* Start Data for this exercise *
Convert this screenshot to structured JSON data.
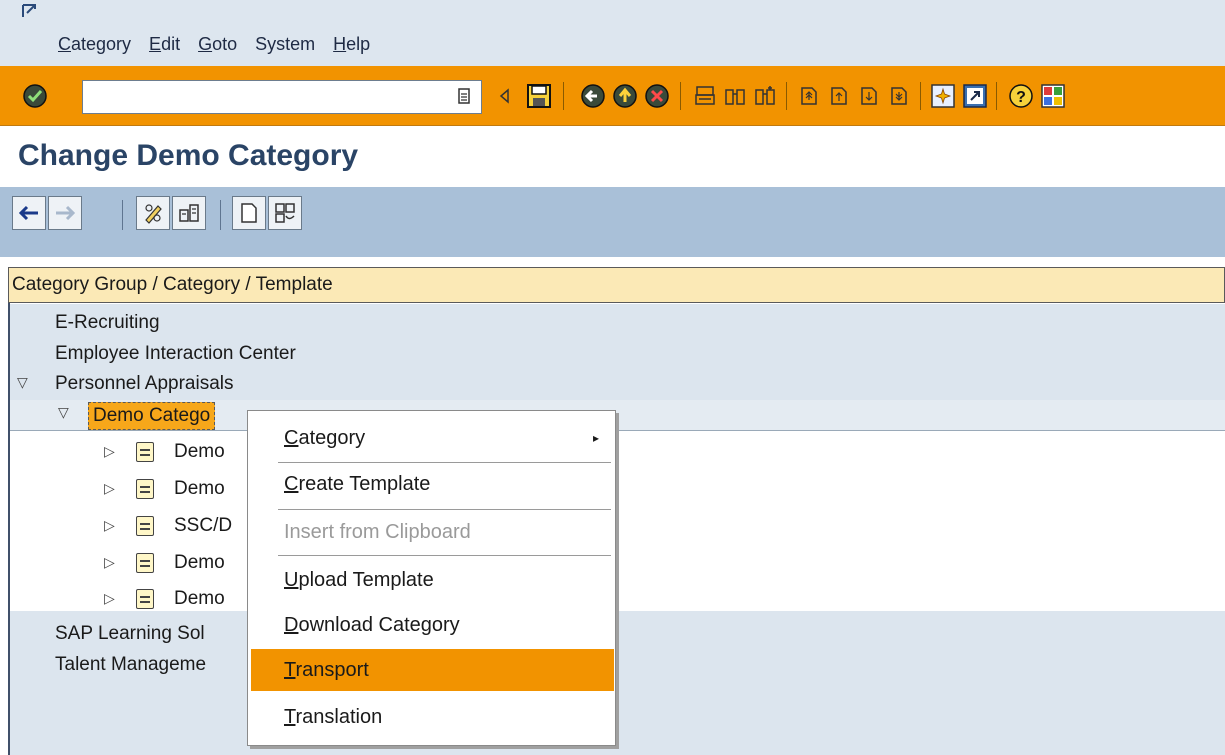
{
  "menubar": {
    "items": [
      {
        "accel": "C",
        "rest": "ategory"
      },
      {
        "accel": "E",
        "rest": "dit"
      },
      {
        "accel": "G",
        "rest": "oto"
      },
      {
        "accel": "",
        "rest": "System"
      },
      {
        "accel": "H",
        "rest": "elp"
      }
    ]
  },
  "toolbar": {
    "command_field_value": ""
  },
  "page": {
    "title": "Change Demo Category"
  },
  "tree": {
    "header": "Category Group / Category / Template",
    "rows": [
      {
        "label": "E-Recruiting"
      },
      {
        "label": "Employee Interaction Center"
      },
      {
        "label": "Personnel Appraisals"
      },
      {
        "label": "Demo Catego"
      },
      {
        "label": "Demo"
      },
      {
        "label": "Demo"
      },
      {
        "label": "SSC/D"
      },
      {
        "label": "Demo"
      },
      {
        "label": "Demo"
      },
      {
        "label": "SAP Learning Sol"
      },
      {
        "label": "Talent Manageme"
      }
    ]
  },
  "context_menu": {
    "items": [
      {
        "accel": "C",
        "rest": "ategory",
        "state": "normal",
        "submenu": true
      },
      {
        "accel": "C",
        "rest": "reate Template",
        "state": "normal"
      },
      {
        "accel": "",
        "rest": "Insert from Clipboard",
        "state": "disabled"
      },
      {
        "accel": "U",
        "rest": "pload Template",
        "state": "normal"
      },
      {
        "accel": "D",
        "rest": "ownload Category",
        "state": "normal"
      },
      {
        "accel": "T",
        "rest": "ransport",
        "state": "highlighted"
      },
      {
        "accel": "T",
        "rest": "ranslation",
        "state": "normal"
      }
    ],
    "submenu_arrow": "▸"
  }
}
* End Data for this exercise *
:: Task ::
Repeat the preceding records precisely, and leave every picture out of the copy.

:: The answer ::
Convert this screenshot to structured JSON data.
{
  "menubar": {
    "items": [
      {
        "accel": "C",
        "rest": "ategory"
      },
      {
        "accel": "E",
        "rest": "dit"
      },
      {
        "accel": "G",
        "rest": "oto"
      },
      {
        "accel": "",
        "rest": "System"
      },
      {
        "accel": "H",
        "rest": "elp"
      }
    ]
  },
  "toolbar": {
    "command_field_value": ""
  },
  "page": {
    "title": "Change Demo Category"
  },
  "tree": {
    "header": "Category Group / Category / Template",
    "rows": [
      {
        "label": "E-Recruiting"
      },
      {
        "label": "Employee Interaction Center"
      },
      {
        "label": "Personnel Appraisals"
      },
      {
        "label": "Demo Catego"
      },
      {
        "label": "Demo"
      },
      {
        "label": "Demo"
      },
      {
        "label": "SSC/D"
      },
      {
        "label": "Demo"
      },
      {
        "label": "Demo"
      },
      {
        "label": "SAP Learning Sol"
      },
      {
        "label": "Talent Manageme"
      }
    ]
  },
  "context_menu": {
    "items": [
      {
        "accel": "C",
        "rest": "ategory",
        "state": "normal",
        "submenu": true
      },
      {
        "accel": "C",
        "rest": "reate Template",
        "state": "normal"
      },
      {
        "accel": "",
        "rest": "Insert from Clipboard",
        "state": "disabled"
      },
      {
        "accel": "U",
        "rest": "pload Template",
        "state": "normal"
      },
      {
        "accel": "D",
        "rest": "ownload Category",
        "state": "normal"
      },
      {
        "accel": "T",
        "rest": "ransport",
        "state": "highlighted"
      },
      {
        "accel": "T",
        "rest": "ranslation",
        "state": "normal"
      }
    ],
    "submenu_arrow": "▸"
  }
}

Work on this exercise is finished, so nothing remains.